Assigned task
Exclude all images and print the entries below exactly.

Data about app and page elements
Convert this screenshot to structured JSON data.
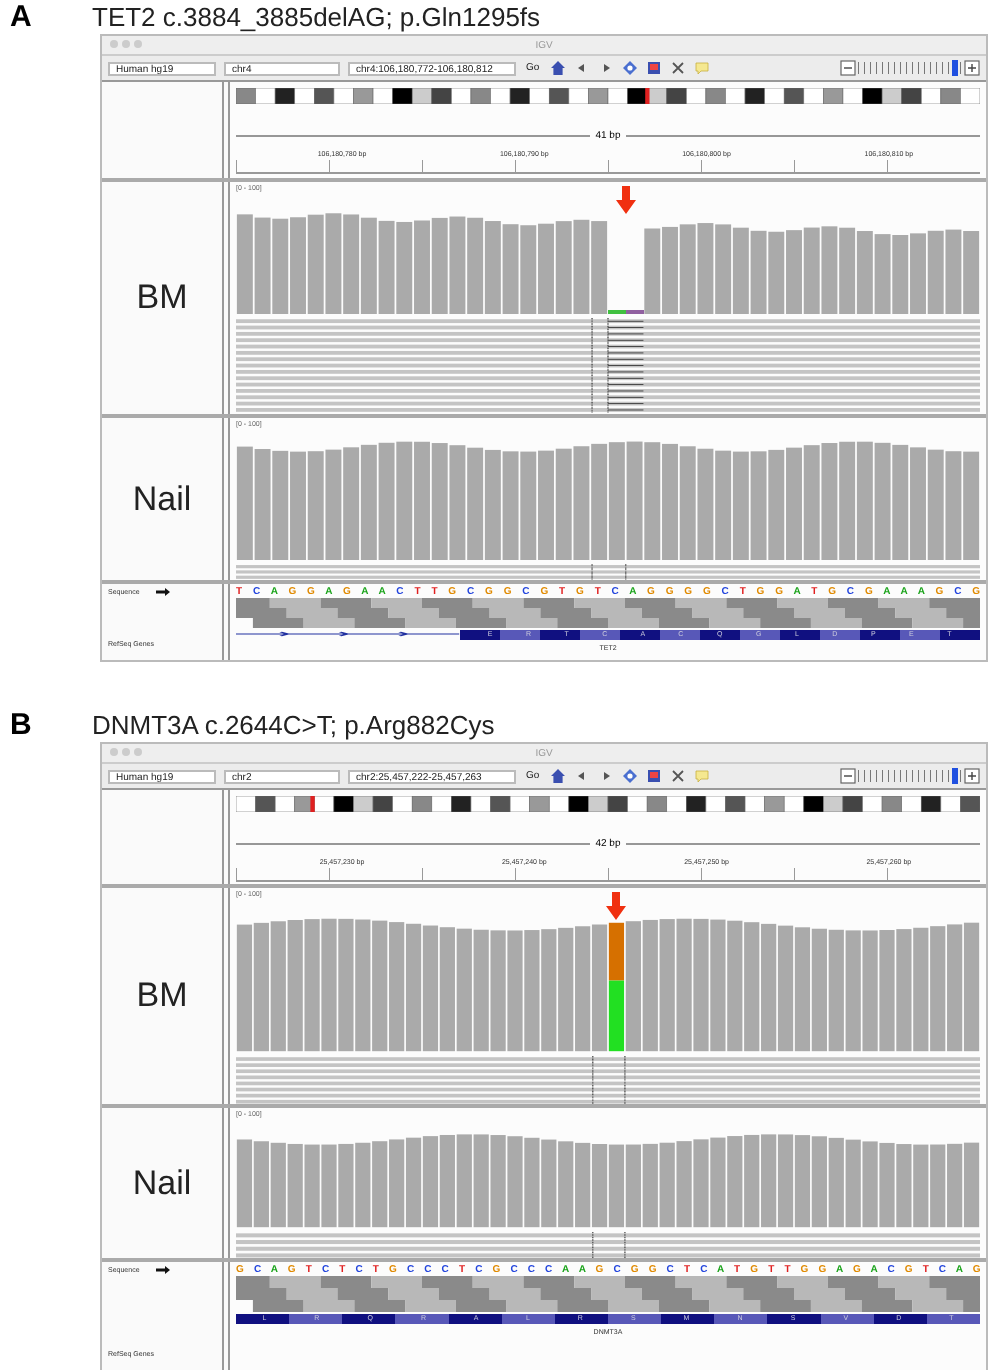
{
  "panels": [
    {
      "label": "A",
      "title": "TET2 c.3884_3885delAG; p.Gln1295fs",
      "window": {
        "title": "IGV"
      },
      "toolbar": {
        "genome": "Human hg19",
        "chromosome": "chr4",
        "locus": "chr4:106,180,772-106,180,812",
        "go": "Go",
        "zoom": {
          "level": 0.93
        }
      },
      "ruler": {
        "span": "41 bp",
        "ticks": [
          "106,180,780 bp",
          "106,180,790 bp",
          "106,180,800 bp",
          "106,180,810 bp"
        ]
      },
      "tracks": [
        {
          "name": "BM",
          "range": "[0 - 100]",
          "mutation": {
            "kind": "deletion"
          }
        },
        {
          "name": "Nail",
          "range": "[0 - 100]"
        }
      ],
      "sequence": {
        "label": "Sequence",
        "bases": "T C A G G A G A A C T T G C G G C G T G T C A G G G G C T G G A T G C G A A A G C G"
      },
      "genes": {
        "label": "RefSeq Genes",
        "intron_left": true,
        "amino_acids": "E R T C A C Q G L D P E T",
        "gene": "TET2"
      }
    },
    {
      "label": "B",
      "title": "DNMT3A c.2644C>T; p.Arg882Cys",
      "window": {
        "title": "IGV"
      },
      "toolbar": {
        "genome": "Human hg19",
        "chromosome": "chr2",
        "locus": "chr2:25,457,222-25,457,263",
        "go": "Go",
        "zoom": {
          "level": 0.93
        }
      },
      "ruler": {
        "span": "42 bp",
        "ticks": [
          "25,457,230 bp",
          "25,457,240 bp",
          "25,457,250 bp",
          "25,457,260 bp"
        ]
      },
      "tracks": [
        {
          "name": "BM",
          "range": "[0 - 100]",
          "mutation": {
            "kind": "snv"
          }
        },
        {
          "name": "Nail",
          "range": "[0 - 100]"
        }
      ],
      "sequence": {
        "label": "Sequence",
        "bases": "G C A G T C T C T G C C C T C G C C C A A G C G G C T C A T G T T G G A G A C G T C A G"
      },
      "genes": {
        "label": "RefSeq Genes",
        "intron_left": false,
        "amino_acids": "L R Q R A L R S M N S V D T",
        "gene": "DNMT3A"
      }
    }
  ]
}
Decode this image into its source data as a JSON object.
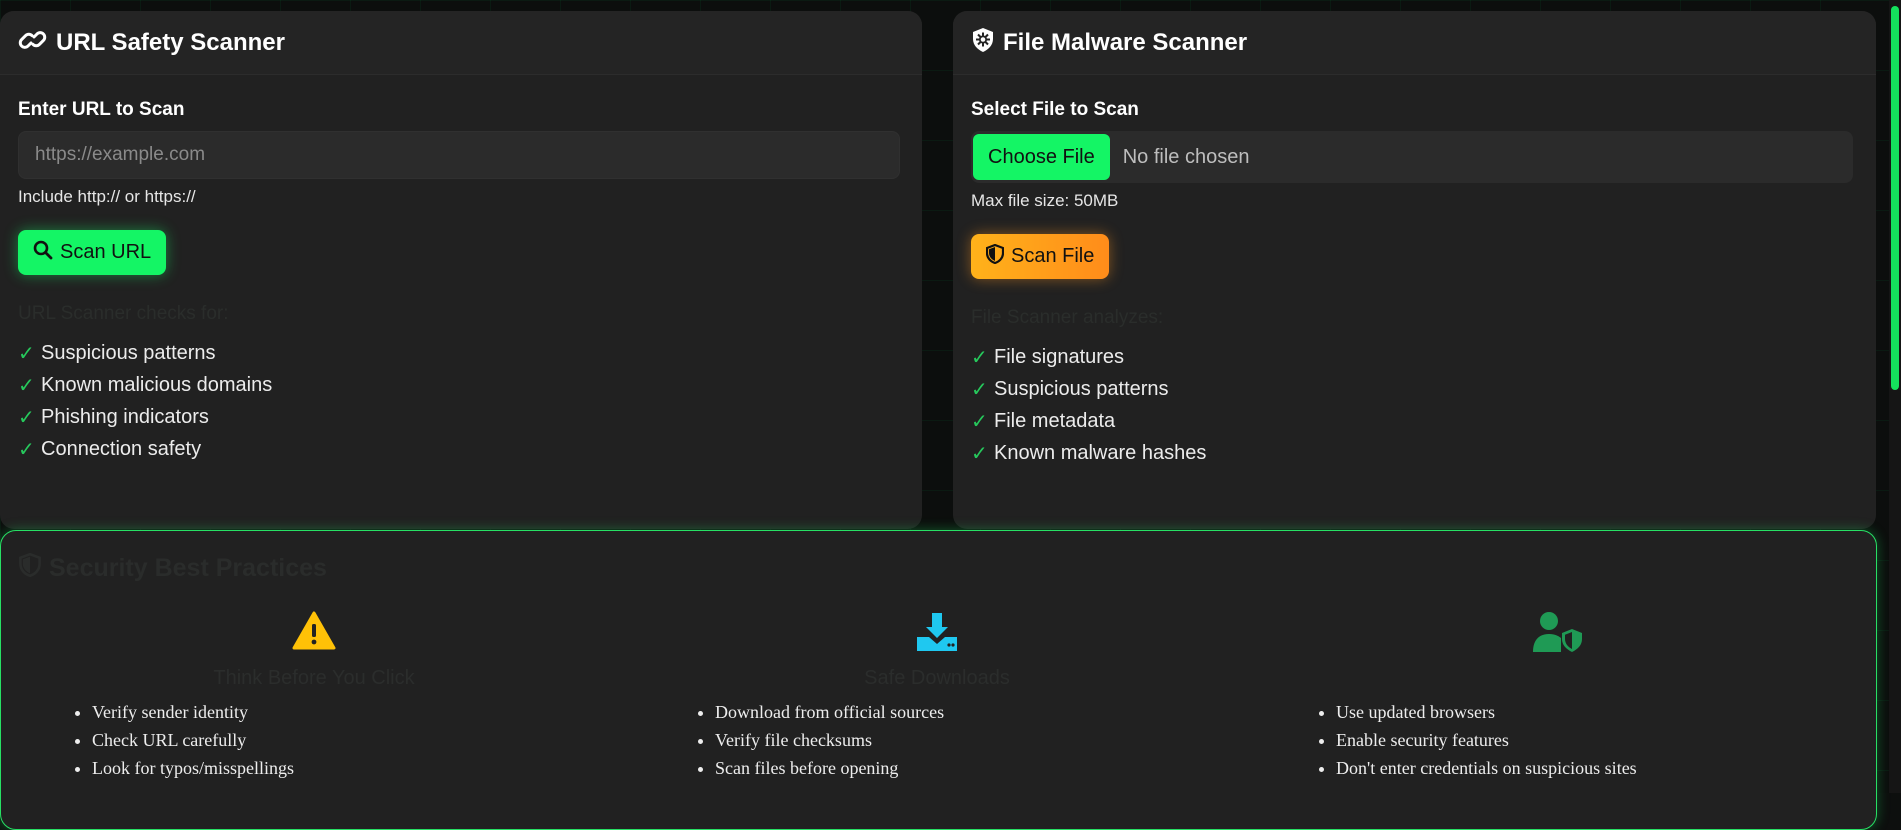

Output of the exercise
Convert this screenshot to structured JSON data.
{
  "panels": [
    {
      "label": "A",
      "title": "TET2 c.3884_3885delAG; p.Gln1295fs",
      "window": {
        "title": "IGV"
      },
      "toolbar": {
        "genome": "Human hg19",
        "chromosome": "chr4",
        "locus": "chr4:106,180,772-106,180,812",
        "go": "Go",
        "zoom": {
          "level": 0.93
        }
      },
      "ruler": {
        "span": "41 bp",
        "ticks": [
          "106,180,780 bp",
          "106,180,790 bp",
          "106,180,800 bp",
          "106,180,810 bp"
        ]
      },
      "tracks": [
        {
          "name": "BM",
          "range": "[0 - 100]",
          "mutation": {
            "kind": "deletion"
          }
        },
        {
          "name": "Nail",
          "range": "[0 - 100]"
        }
      ],
      "sequence": {
        "label": "Sequence",
        "bases": "T C A G G A G A A C T T G C G G C G T G T C A G G G G C T G G A T G C G A A A G C G"
      },
      "genes": {
        "label": "RefSeq Genes",
        "intron_left": true,
        "amino_acids": "E R T C A C Q G L D P E T",
        "gene": "TET2"
      }
    },
    {
      "label": "B",
      "title": "DNMT3A c.2644C>T; p.Arg882Cys",
      "window": {
        "title": "IGV"
      },
      "toolbar": {
        "genome": "Human hg19",
        "chromosome": "chr2",
        "locus": "chr2:25,457,222-25,457,263",
        "go": "Go",
        "zoom": {
          "level": 0.93
        }
      },
      "ruler": {
        "span": "42 bp",
        "ticks": [
          "25,457,230 bp",
          "25,457,240 bp",
          "25,457,250 bp",
          "25,457,260 bp"
        ]
      },
      "tracks": [
        {
          "name": "BM",
          "range": "[0 - 100]",
          "mutation": {
            "kind": "snv"
          }
        },
        {
          "name": "Nail",
          "range": "[0 - 100]"
        }
      ],
      "sequence": {
        "label": "Sequence",
        "bases": "G C A G T C T C T G C C C T C G C C C A A G C G G C T C A T G T T G G A G A C G T C A G"
      },
      "genes": {
        "label": "RefSeq Genes",
        "intron_left": false,
        "amino_acids": "L R Q R A L R S M N S V D T",
        "gene": "DNMT3A"
      }
    }
  ]
}
Decode this image into its source data as a JSON object.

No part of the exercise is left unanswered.